WHAT NEEDS TO BE DONE:
Among the entries below, find the lines with "Hong" and copy them.

SUPPLIED DATA:
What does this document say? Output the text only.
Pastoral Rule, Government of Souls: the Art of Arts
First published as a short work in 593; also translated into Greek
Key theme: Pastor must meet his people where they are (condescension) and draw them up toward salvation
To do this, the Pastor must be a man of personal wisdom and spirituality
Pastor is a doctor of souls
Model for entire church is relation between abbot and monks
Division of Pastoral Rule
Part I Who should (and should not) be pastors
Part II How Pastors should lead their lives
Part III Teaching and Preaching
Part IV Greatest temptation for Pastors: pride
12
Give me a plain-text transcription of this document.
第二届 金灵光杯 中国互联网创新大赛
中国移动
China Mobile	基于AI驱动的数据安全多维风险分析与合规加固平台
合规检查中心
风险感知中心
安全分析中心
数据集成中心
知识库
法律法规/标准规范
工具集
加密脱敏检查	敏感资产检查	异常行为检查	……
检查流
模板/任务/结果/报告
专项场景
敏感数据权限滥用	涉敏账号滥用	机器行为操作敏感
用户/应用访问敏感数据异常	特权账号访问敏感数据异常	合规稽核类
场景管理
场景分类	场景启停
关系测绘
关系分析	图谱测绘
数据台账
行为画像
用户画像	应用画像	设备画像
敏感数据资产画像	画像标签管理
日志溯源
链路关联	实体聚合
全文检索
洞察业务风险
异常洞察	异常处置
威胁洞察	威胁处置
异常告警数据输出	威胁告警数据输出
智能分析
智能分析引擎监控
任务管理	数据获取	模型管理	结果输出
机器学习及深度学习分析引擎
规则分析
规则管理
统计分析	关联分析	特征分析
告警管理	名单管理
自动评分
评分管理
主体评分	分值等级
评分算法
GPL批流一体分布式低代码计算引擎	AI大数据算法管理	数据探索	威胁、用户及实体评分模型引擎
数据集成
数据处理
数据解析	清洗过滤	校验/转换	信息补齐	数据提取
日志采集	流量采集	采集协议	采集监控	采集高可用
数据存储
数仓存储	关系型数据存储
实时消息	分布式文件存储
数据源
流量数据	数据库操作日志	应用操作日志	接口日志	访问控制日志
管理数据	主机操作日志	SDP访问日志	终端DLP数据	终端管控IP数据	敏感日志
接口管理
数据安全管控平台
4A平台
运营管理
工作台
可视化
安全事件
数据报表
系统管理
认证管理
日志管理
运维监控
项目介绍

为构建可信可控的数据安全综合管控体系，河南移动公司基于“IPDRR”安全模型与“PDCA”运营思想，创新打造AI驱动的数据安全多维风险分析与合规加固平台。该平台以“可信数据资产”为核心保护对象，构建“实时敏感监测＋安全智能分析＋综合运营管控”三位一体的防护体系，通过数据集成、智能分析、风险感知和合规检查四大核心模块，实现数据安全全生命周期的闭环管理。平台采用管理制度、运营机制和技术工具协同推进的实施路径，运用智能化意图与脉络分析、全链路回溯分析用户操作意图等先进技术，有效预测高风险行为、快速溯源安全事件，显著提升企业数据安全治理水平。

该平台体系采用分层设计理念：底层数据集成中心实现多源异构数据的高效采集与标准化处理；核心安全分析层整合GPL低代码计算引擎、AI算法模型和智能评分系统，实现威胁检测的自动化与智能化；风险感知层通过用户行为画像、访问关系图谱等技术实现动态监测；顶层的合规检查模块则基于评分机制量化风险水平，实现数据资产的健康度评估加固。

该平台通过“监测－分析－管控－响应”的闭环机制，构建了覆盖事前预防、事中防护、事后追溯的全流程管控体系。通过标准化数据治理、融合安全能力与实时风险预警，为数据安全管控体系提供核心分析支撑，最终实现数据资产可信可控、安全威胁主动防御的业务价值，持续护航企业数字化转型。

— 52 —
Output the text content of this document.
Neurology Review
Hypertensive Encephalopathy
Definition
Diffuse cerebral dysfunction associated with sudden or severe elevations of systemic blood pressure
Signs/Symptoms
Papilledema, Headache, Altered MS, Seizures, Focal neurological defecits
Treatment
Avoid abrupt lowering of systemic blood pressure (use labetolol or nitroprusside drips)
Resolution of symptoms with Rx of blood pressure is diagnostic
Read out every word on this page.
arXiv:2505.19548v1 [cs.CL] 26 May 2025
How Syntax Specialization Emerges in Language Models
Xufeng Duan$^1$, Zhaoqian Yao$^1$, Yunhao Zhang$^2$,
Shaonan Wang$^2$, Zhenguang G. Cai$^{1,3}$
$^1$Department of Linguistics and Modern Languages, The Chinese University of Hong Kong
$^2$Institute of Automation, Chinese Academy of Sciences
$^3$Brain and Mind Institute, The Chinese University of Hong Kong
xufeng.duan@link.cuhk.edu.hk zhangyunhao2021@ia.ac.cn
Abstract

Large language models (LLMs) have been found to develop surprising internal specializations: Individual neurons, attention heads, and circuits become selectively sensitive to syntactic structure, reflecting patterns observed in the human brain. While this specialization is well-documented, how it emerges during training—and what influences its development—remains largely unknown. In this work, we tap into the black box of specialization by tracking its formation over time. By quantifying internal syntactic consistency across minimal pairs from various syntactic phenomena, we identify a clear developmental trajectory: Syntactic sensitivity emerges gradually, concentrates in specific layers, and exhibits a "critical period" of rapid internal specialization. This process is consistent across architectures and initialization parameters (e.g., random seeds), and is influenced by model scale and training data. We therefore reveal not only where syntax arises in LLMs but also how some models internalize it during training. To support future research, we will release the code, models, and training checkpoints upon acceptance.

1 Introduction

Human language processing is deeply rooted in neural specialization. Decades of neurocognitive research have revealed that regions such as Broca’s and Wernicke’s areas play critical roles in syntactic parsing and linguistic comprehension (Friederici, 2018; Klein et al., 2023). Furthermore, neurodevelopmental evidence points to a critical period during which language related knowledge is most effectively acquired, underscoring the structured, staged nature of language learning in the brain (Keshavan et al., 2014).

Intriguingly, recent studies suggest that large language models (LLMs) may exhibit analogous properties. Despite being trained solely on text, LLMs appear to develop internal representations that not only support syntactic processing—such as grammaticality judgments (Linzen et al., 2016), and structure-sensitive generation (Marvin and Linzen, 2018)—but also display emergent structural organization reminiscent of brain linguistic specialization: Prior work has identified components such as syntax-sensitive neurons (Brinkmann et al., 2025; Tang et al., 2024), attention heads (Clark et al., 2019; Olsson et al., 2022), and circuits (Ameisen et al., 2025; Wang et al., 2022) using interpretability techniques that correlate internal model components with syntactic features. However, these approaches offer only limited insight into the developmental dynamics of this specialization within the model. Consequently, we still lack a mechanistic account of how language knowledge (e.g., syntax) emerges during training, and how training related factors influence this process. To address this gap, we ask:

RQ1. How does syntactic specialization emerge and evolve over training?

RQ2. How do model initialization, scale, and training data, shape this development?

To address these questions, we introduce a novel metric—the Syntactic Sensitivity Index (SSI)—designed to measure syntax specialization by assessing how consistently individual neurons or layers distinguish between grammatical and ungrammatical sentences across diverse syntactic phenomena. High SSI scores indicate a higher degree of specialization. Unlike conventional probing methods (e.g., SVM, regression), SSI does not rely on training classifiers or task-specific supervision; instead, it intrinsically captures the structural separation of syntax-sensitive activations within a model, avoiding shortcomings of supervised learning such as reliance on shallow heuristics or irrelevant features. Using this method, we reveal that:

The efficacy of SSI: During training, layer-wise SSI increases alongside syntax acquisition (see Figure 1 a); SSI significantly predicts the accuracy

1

EXPECTED ANSWER:
$^1$Department of Linguistics and Modern Languages, The Chinese University of Hong Kong
$^3$Brain and Mind Institute, The Chinese University of Hong Kong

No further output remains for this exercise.